BRANO DI LETTURA:
★ ★ ★ ★ ★

Ci sono poi le celebri “fontane che danno vino”, di cui parla la famosa canzone Gita a li Castelli tanto cara a Ettore Petrolini:
Guarda che sole
ch’è sortito Nannì…
Che profumo de rose,
de garofani e panzè…
Lo vedi? Ecco Marino!
La Sagra c’è dell’uva,
fontane che dànno vino,
quant’abbondanza c’è!
Per le “fontane che dànno vino” Leone Ciprelli si ispirò a certe leggendarie tradizioni rinascimentali romane, quando, in tempo di Carnevale, per dare spettacolo al popolo romano, i Papi facevano scaturire vino dalle narici del cavallo di Marco Aurelio. Secondo alcuni, però, la tradizione sarebbe stata ripresa da Marcantonio Colonna che, dopo aver prevalso nel 1571 contro la flotta turca nella famosa Battaglia di Lepanto, ritornò trionfante a Marino: proprio in questa cittadina egli aveva infatti la sua fastosa residenza nel Palazzo Colonna, davanti a cui campeggiava la colonna di marmo, secolare stemma della sua famiglia.
I marinesi, entusiasti della vittoria e onorati per il fatto che il loro principe fosse stato l’artefice maggiore della strepitosa vittoria della flotta cristiana contro gli infedeli saraceni, portarono in trionfo Marcantonio Colonna, che già i cantastorie esaltavano in tanti poemetti popolari diffusi rapidamente in tutta Europa. Il principe Colonna, per festeggiare allegramente quella straordinaria vittoria che aveva salvato la cristianità dall’invasione saracena, concesse ai concittadini di Marino una fontana “che buttava vino”, in modo che tutti potessero bere gratis il generoso vino dei Castelli.
Oggi, durante la Sagra dell’Uva di Marino, il ritorno trionfale di Marcantonio Colonna dalla battaglia di Lepanto è rievocato da una doppia rievocazione storica: un primo corteo, formato dal Contestabile, dalle dame e dai cavalieri, parte dal Palazzo Colonna e va incontro al secondo corteo, quello di Marcantonio, seguito dai suoi armigeri e dai principi mori prigionieri. Il Contestabile, arrivato davanti alla Fontana dei Mori, consegna al Colonna le chiavi della città e tutti, in un unico corteo, fanno ritorno a Piazza San Barnaba, in cui dinanzi alla Basilica si svolgono i giochi e le gare degli arcieri.
Ovviamente, affinchè le fontane di Marino possano buttare vino durante la Sagra dell’Uva, sia per la Fontana del Nettuno a Piazza San Barnaba sia per la Fontana dei Quattro Mori è stata predisposta una doppia tubatura, in modo da poter sostituire il vino all’acqua in queste occasioni speciali.
LE NAVI DI NEMI
Legate al culto di Diana erano le famose navi di Nemi, che ovviamente non servivano affatto, come è stato anticamente riportato dalle cronache, alle rappresentazioni degli spettacoli pornografici di cui l’Imperatore Caligola sarebbe stato ghiotto spettatore e partecipante. Tutti gli elementi ornamentali e le suppellettili trovate sulle due navi ne dimostrano con tutta evidenza il legame strettissimo con il santuario di Diana: si trattava di navi sacre, adibite al culto della dea.

★ ★ ★ ★ ★

ESTRATTO DEI DATI:
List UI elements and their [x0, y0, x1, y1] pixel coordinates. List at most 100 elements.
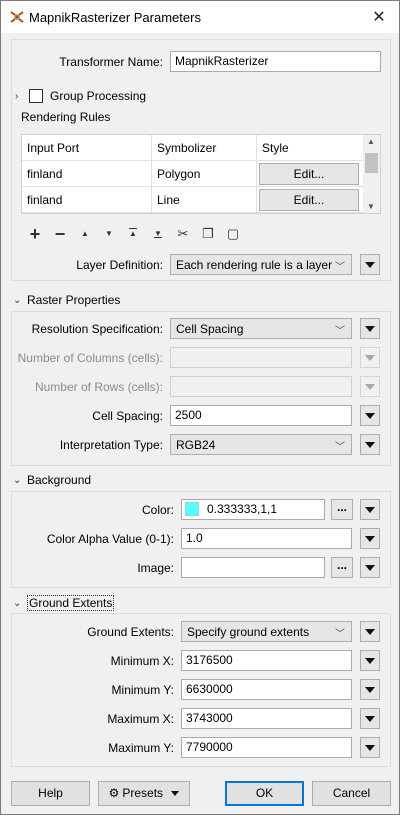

★ ★ ★ ★ ★

COSA SI CHIEDE:
(a) Rispondi alle seguenti domande sul brano, una per riga:
(i) In quale anno Marcantonio Colonna prevalse contro la flotta turca nella Battaglia di Lepanto?
(ii) Che cosa consegna il Contestabile al Colonna davanti alla Fontana dei Mori?
(iii) Per quali due fontane di Marino è stata predisposta una doppia tubatura?
(b) Riassumi il brano in tre frasi.
Le righe provengono da una fonte diversa rispetto al brano.

LE RISPOSTE:
(a)
(i) Nel 1571.
(ii) Le chiavi della città.
(iii) La Fontana del Nettuno a Piazza San Barnaba e la Fontana dei Quattro Mori.

(b) Le “fontane che dànno vino” della canzone Gita a li Castelli richiamano leggendarie tradizioni rinascimentali romane o, secondo alcuni, la fontana “che buttava vino” che Marcantonio Colonna concesse ai marinesi dopo la vittoria di Lepanto del 1571. Oggi la Sagra dell’Uva di Marino rievoca il suo ritorno trionfale con due cortei che si uniscono e tornano a Piazza San Barnaba, mentre le fontane del Nettuno e dei Quattro Mori hanno una doppia tubatura per sostituire il vino all’acqua. Le navi di Nemi, infine, non servivano agli spettacoli attribuiti a Caligola ma erano navi sacre adibite al culto di Diana.